§ **Task**: Write out all lines holding the word "document".

━━━━━ Material supplied

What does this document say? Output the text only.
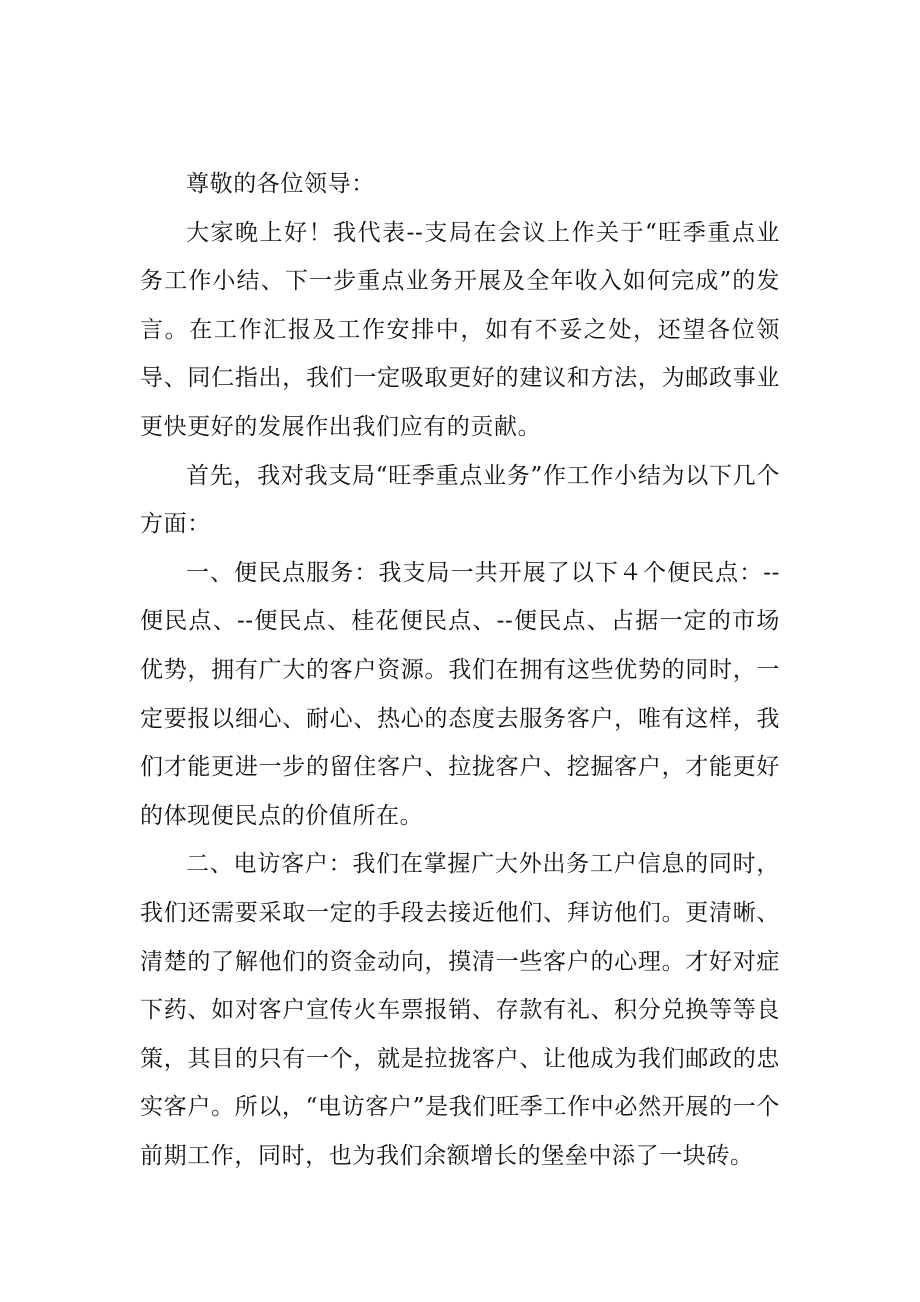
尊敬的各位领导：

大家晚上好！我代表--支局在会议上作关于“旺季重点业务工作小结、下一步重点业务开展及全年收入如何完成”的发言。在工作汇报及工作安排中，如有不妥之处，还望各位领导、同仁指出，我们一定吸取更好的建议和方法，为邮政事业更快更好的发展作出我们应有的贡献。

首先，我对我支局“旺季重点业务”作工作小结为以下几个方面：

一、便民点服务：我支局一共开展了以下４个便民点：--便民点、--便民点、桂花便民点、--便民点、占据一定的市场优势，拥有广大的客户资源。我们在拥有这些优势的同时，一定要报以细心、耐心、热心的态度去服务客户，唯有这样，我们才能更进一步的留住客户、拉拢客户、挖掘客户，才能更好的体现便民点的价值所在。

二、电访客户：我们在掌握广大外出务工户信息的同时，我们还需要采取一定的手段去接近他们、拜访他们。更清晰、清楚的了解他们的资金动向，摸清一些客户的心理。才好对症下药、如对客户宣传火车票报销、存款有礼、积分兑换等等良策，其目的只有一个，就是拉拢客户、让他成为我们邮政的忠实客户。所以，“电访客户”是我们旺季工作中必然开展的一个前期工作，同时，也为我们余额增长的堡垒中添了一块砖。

━━━━━━━━━━
━━━━━ Material supplied

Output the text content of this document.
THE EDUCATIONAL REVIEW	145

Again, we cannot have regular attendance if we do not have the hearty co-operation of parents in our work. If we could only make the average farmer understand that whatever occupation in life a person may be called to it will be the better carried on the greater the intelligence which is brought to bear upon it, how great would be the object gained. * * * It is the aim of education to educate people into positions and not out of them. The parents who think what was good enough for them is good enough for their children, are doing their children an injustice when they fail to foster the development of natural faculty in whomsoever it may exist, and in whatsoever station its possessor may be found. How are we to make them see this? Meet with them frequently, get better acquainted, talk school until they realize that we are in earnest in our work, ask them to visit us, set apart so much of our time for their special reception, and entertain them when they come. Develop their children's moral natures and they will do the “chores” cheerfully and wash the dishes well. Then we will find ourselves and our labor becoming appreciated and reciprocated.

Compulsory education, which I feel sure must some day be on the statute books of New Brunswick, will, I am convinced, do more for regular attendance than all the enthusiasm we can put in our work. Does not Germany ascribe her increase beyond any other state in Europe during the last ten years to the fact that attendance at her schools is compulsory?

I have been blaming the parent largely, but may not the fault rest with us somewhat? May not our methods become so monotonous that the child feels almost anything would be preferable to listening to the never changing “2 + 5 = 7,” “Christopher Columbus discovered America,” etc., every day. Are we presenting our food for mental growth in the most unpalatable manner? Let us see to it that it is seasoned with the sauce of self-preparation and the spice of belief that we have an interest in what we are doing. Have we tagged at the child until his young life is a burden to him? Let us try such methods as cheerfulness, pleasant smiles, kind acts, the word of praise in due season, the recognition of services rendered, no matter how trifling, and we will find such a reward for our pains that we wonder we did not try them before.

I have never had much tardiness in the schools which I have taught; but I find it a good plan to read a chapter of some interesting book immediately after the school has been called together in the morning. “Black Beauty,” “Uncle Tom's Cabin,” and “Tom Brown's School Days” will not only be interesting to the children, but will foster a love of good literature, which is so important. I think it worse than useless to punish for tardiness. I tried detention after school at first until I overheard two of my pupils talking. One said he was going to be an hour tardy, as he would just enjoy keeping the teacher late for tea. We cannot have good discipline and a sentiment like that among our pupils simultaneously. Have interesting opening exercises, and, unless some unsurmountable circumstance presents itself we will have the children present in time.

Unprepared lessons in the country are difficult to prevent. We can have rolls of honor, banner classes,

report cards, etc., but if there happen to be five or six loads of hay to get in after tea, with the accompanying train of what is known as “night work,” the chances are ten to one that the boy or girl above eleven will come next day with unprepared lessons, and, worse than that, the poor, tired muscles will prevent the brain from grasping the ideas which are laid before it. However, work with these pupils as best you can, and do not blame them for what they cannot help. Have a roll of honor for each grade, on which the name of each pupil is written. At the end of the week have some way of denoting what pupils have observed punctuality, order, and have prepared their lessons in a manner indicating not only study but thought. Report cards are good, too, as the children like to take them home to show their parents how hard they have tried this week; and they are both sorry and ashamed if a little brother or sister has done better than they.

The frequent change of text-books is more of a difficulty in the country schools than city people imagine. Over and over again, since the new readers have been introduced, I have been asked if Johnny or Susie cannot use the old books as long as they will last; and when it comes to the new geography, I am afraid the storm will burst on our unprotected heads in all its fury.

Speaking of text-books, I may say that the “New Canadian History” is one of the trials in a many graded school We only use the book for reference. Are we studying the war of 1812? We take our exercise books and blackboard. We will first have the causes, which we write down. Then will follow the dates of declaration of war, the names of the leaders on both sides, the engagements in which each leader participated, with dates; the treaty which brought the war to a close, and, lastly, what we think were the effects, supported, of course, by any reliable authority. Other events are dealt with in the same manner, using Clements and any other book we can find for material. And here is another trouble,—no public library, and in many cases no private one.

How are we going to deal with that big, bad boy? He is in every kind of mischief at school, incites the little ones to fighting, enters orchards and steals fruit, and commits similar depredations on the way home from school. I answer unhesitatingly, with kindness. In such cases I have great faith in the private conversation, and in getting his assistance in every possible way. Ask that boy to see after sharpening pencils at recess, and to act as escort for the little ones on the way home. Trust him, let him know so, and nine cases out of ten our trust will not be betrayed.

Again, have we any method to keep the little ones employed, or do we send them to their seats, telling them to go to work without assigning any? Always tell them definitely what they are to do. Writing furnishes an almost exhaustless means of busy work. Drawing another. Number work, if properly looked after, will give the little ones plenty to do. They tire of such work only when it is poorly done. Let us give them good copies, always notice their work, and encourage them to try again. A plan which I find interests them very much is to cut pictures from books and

━━━━━━━━━━

§ **Problem solution**:
What does this document say? Output the text only.
Output the text content of this document.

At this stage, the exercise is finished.